-- begin --

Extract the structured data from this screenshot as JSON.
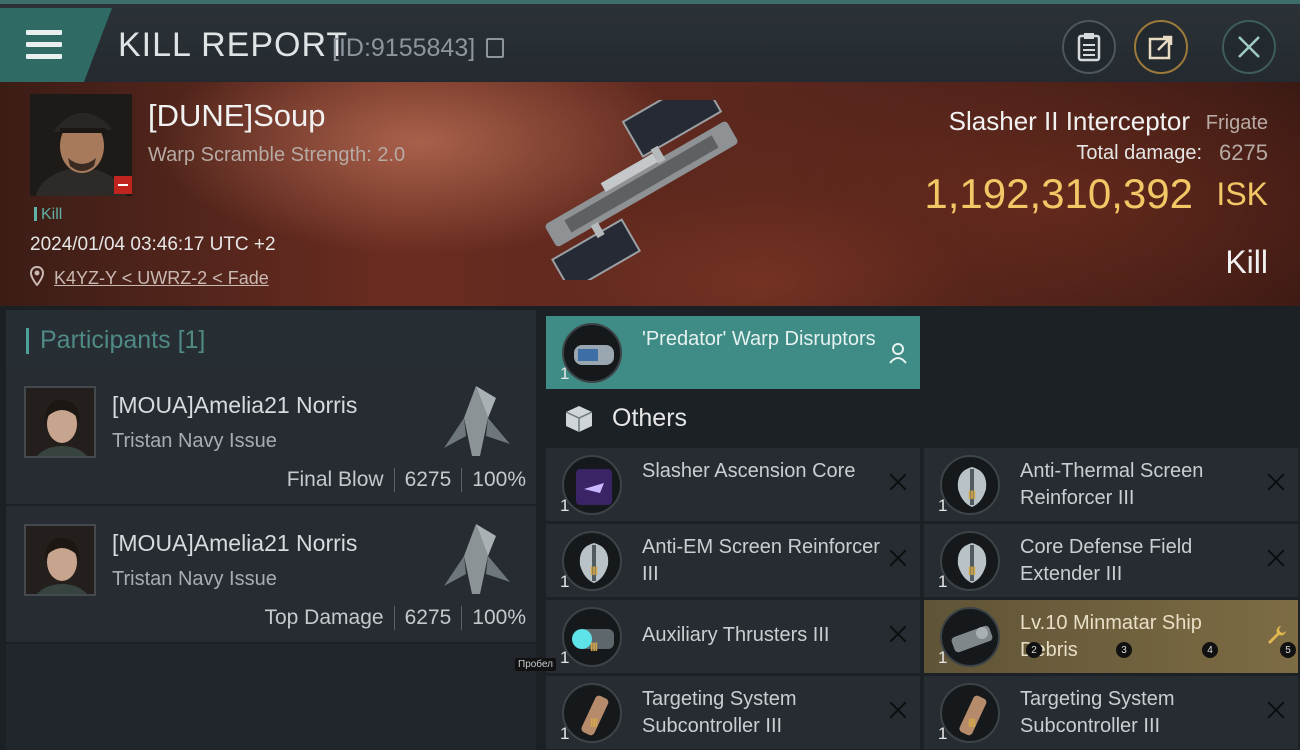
{
  "header": {
    "title": "KILL REPORT",
    "report_id": "[ID:9155843]"
  },
  "victim": {
    "name": "[DUNE]Soup",
    "scramble_strength": "Warp Scramble Strength: 2.0",
    "tag": "Kill",
    "datetime": "2024/01/04 03:46:17 UTC +2",
    "location": "K4YZ-Y < UWRZ-2 < Fade",
    "ship_name": "Slasher II Interceptor",
    "ship_class": "Frigate",
    "total_damage_label": "Total damage:",
    "total_damage": "6275",
    "isk_value": "1,192,310,392",
    "isk_unit": "ISK",
    "result": "Kill"
  },
  "participants": {
    "header": "Participants",
    "count": "[1]",
    "rows": [
      {
        "name": "[MOUA]Amelia21 Norris",
        "ship": "Tristan Navy Issue",
        "role": "Final Blow",
        "damage": "6275",
        "percent": "100%"
      },
      {
        "name": "[MOUA]Amelia21 Norris",
        "ship": "Tristan Navy Issue",
        "role": "Top Damage",
        "damage": "6275",
        "percent": "100%"
      }
    ]
  },
  "modules": {
    "fitted": {
      "name": "'Predator' Warp Disruptors",
      "qty": "1"
    },
    "others_header": "Others",
    "items": [
      {
        "name": "Slasher Ascension Core",
        "qty": "1"
      },
      {
        "name": "Anti-Thermal Screen Reinforcer III",
        "qty": "1"
      },
      {
        "name": "Anti-EM Screen Reinforcer III",
        "qty": "1"
      },
      {
        "name": "Core Defense Field Extender III",
        "qty": "1"
      },
      {
        "name": "Auxiliary Thrusters III",
        "qty": "1"
      },
      {
        "name": "Lv.10 Minmatar Ship Debris",
        "qty": "1"
      },
      {
        "name": "Targeting System Subcontroller III",
        "qty": "1"
      },
      {
        "name": "Targeting System Subcontroller III",
        "qty": "1"
      }
    ]
  },
  "overlay": {
    "key_hint": "Пробел",
    "badges": [
      "2",
      "3",
      "4",
      "5"
    ]
  },
  "colors": {
    "accent_teal": "#3f8c86",
    "isk_gold": "#f2c766",
    "loss_red": "#c0241f"
  }
}
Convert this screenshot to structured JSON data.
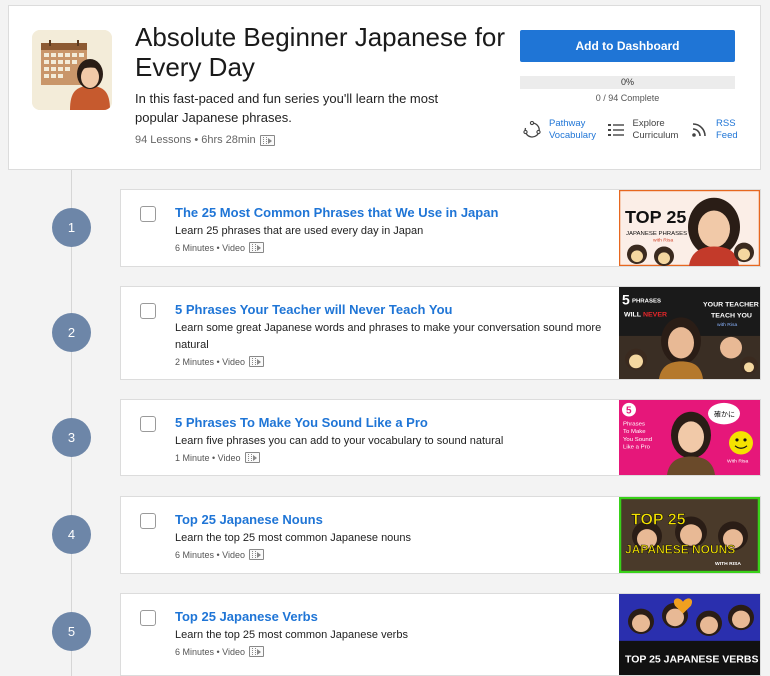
{
  "course": {
    "title": "Absolute Beginner Japanese for Every Day",
    "description": "In this fast-paced and fun series you'll learn the most popular Japanese phrases.",
    "meta": "94 Lessons • 6hrs 28min",
    "add_button": "Add to Dashboard",
    "progress_label": "0%",
    "progress_value": 0,
    "complete_text": "0 / 94 Complete"
  },
  "links": {
    "pathway": "Pathway Vocabulary",
    "curriculum": "Explore Curriculum",
    "rss": "RSS Feed"
  },
  "lessons": [
    {
      "number": "1",
      "title": "The 25 Most Common Phrases that We Use in Japan",
      "description": "Learn 25 phrases that are used every day in Japan",
      "meta": "6 Minutes • Video"
    },
    {
      "number": "2",
      "title": "5 Phrases Your Teacher will Never Teach You",
      "description": "Learn some great Japanese words and phrases to make your conversation sound more natural",
      "meta": "2 Minutes • Video"
    },
    {
      "number": "3",
      "title": "5 Phrases To Make You Sound Like a Pro",
      "description": "Learn five phrases you can add to your vocabulary to sound natural",
      "meta": "1 Minute • Video"
    },
    {
      "number": "4",
      "title": "Top 25 Japanese Nouns",
      "description": "Learn the top 25 most common Japanese nouns",
      "meta": "6 Minutes • Video"
    },
    {
      "number": "5",
      "title": "Top 25 Japanese Verbs",
      "description": "Learn the top 25 most common Japanese verbs",
      "meta": "6 Minutes • Video"
    }
  ],
  "thumb_text": {
    "t1_top": "TOP 25",
    "t1_sub": "JAPANESE PHRASES",
    "t1_with": "with Risa",
    "t2_num": "5",
    "t2_phrases": "PHRASES",
    "t2_will": "WILL",
    "t2_never": "NEVER",
    "t2_your": "YOUR TEACHER",
    "t2_teach": "TEACH YOU",
    "t2_with": "with Risa",
    "t3_num": "5",
    "t3_l1": "Phrases",
    "t3_l2": "To Make",
    "t3_l3": "You Sound",
    "t3_l4": "Like a Pro",
    "t3_jp": "確かに",
    "t3_with": "With Risa",
    "t4_l1": "TOP 25",
    "t4_l2": "JAPANESE NOUNS",
    "t4_with": "WITH RISA",
    "t5_text": "TOP 25 JAPANESE VERBS"
  },
  "colors": {
    "accent": "#1f75d6",
    "circle": "#6d86a8",
    "thumb3_bg": "#e6177a",
    "thumb4_border": "#39d11a",
    "thumb5_bg": "#2a2fae"
  }
}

-- end --

Leave images out of the retyped records; keep all else exact.

Extract the structured data from this screenshot as JSON.
{
  "header": {
    "title": "KILL REPORT",
    "report_id": "[ID:9155843]"
  },
  "victim": {
    "name": "[DUNE]Soup",
    "scramble_strength": "Warp Scramble Strength: 2.0",
    "tag": "Kill",
    "datetime": "2024/01/04 03:46:17 UTC +2",
    "location": "K4YZ-Y < UWRZ-2 < Fade",
    "ship_name": "Slasher II Interceptor",
    "ship_class": "Frigate",
    "total_damage_label": "Total damage:",
    "total_damage": "6275",
    "isk_value": "1,192,310,392",
    "isk_unit": "ISK",
    "result": "Kill"
  },
  "participants": {
    "header": "Participants",
    "count": "[1]",
    "rows": [
      {
        "name": "[MOUA]Amelia21 Norris",
        "ship": "Tristan Navy Issue",
        "role": "Final Blow",
        "damage": "6275",
        "percent": "100%"
      },
      {
        "name": "[MOUA]Amelia21 Norris",
        "ship": "Tristan Navy Issue",
        "role": "Top Damage",
        "damage": "6275",
        "percent": "100%"
      }
    ]
  },
  "modules": {
    "fitted": {
      "name": "'Predator' Warp Disruptors",
      "qty": "1"
    },
    "others_header": "Others",
    "items": [
      {
        "name": "Slasher Ascension Core",
        "qty": "1"
      },
      {
        "name": "Anti-Thermal Screen Reinforcer III",
        "qty": "1"
      },
      {
        "name": "Anti-EM Screen Reinforcer III",
        "qty": "1"
      },
      {
        "name": "Core Defense Field Extender III",
        "qty": "1"
      },
      {
        "name": "Auxiliary Thrusters III",
        "qty": "1"
      },
      {
        "name": "Lv.10 Minmatar Ship Debris",
        "qty": "1"
      },
      {
        "name": "Targeting System Subcontroller III",
        "qty": "1"
      },
      {
        "name": "Targeting System Subcontroller III",
        "qty": "1"
      }
    ]
  },
  "overlay": {
    "key_hint": "Пробел",
    "badges": [
      "2",
      "3",
      "4",
      "5"
    ]
  },
  "colors": {
    "accent_teal": "#3f8c86",
    "isk_gold": "#f2c766",
    "loss_red": "#c0241f"
  }
}
Convert this screenshot to structured JSON data.
{
  "course": {
    "title": "Absolute Beginner Japanese for Every Day",
    "description": "In this fast-paced and fun series you'll learn the most popular Japanese phrases.",
    "meta": "94 Lessons • 6hrs 28min",
    "add_button": "Add to Dashboard",
    "progress_label": "0%",
    "progress_value": 0,
    "complete_text": "0 / 94 Complete"
  },
  "links": {
    "pathway": "Pathway Vocabulary",
    "curriculum": "Explore Curriculum",
    "rss": "RSS Feed"
  },
  "lessons": [
    {
      "number": "1",
      "title": "The 25 Most Common Phrases that We Use in Japan",
      "description": "Learn 25 phrases that are used every day in Japan",
      "meta": "6 Minutes • Video"
    },
    {
      "number": "2",
      "title": "5 Phrases Your Teacher will Never Teach You",
      "description": "Learn some great Japanese words and phrases to make your conversation sound more natural",
      "meta": "2 Minutes • Video"
    },
    {
      "number": "3",
      "title": "5 Phrases To Make You Sound Like a Pro",
      "description": "Learn five phrases you can add to your vocabulary to sound natural",
      "meta": "1 Minute • Video"
    },
    {
      "number": "4",
      "title": "Top 25 Japanese Nouns",
      "description": "Learn the top 25 most common Japanese nouns",
      "meta": "6 Minutes • Video"
    },
    {
      "number": "5",
      "title": "Top 25 Japanese Verbs",
      "description": "Learn the top 25 most common Japanese verbs",
      "meta": "6 Minutes • Video"
    }
  ],
  "thumb_text": {
    "t1_top": "TOP 25",
    "t1_sub": "JAPANESE PHRASES",
    "t1_with": "with Risa",
    "t2_num": "5",
    "t2_phrases": "PHRASES",
    "t2_will": "WILL",
    "t2_never": "NEVER",
    "t2_your": "YOUR TEACHER",
    "t2_teach": "TEACH YOU",
    "t2_with": "with Risa",
    "t3_num": "5",
    "t3_l1": "Phrases",
    "t3_l2": "To Make",
    "t3_l3": "You Sound",
    "t3_l4": "Like a Pro",
    "t3_jp": "確かに",
    "t3_with": "With Risa",
    "t4_l1": "TOP 25",
    "t4_l2": "JAPANESE NOUNS",
    "t4_with": "WITH RISA",
    "t5_text": "TOP 25 JAPANESE VERBS"
  },
  "colors": {
    "accent": "#1f75d6",
    "circle": "#6d86a8",
    "thumb3_bg": "#e6177a",
    "thumb4_border": "#39d11a",
    "thumb5_bg": "#2a2fae"
  }
}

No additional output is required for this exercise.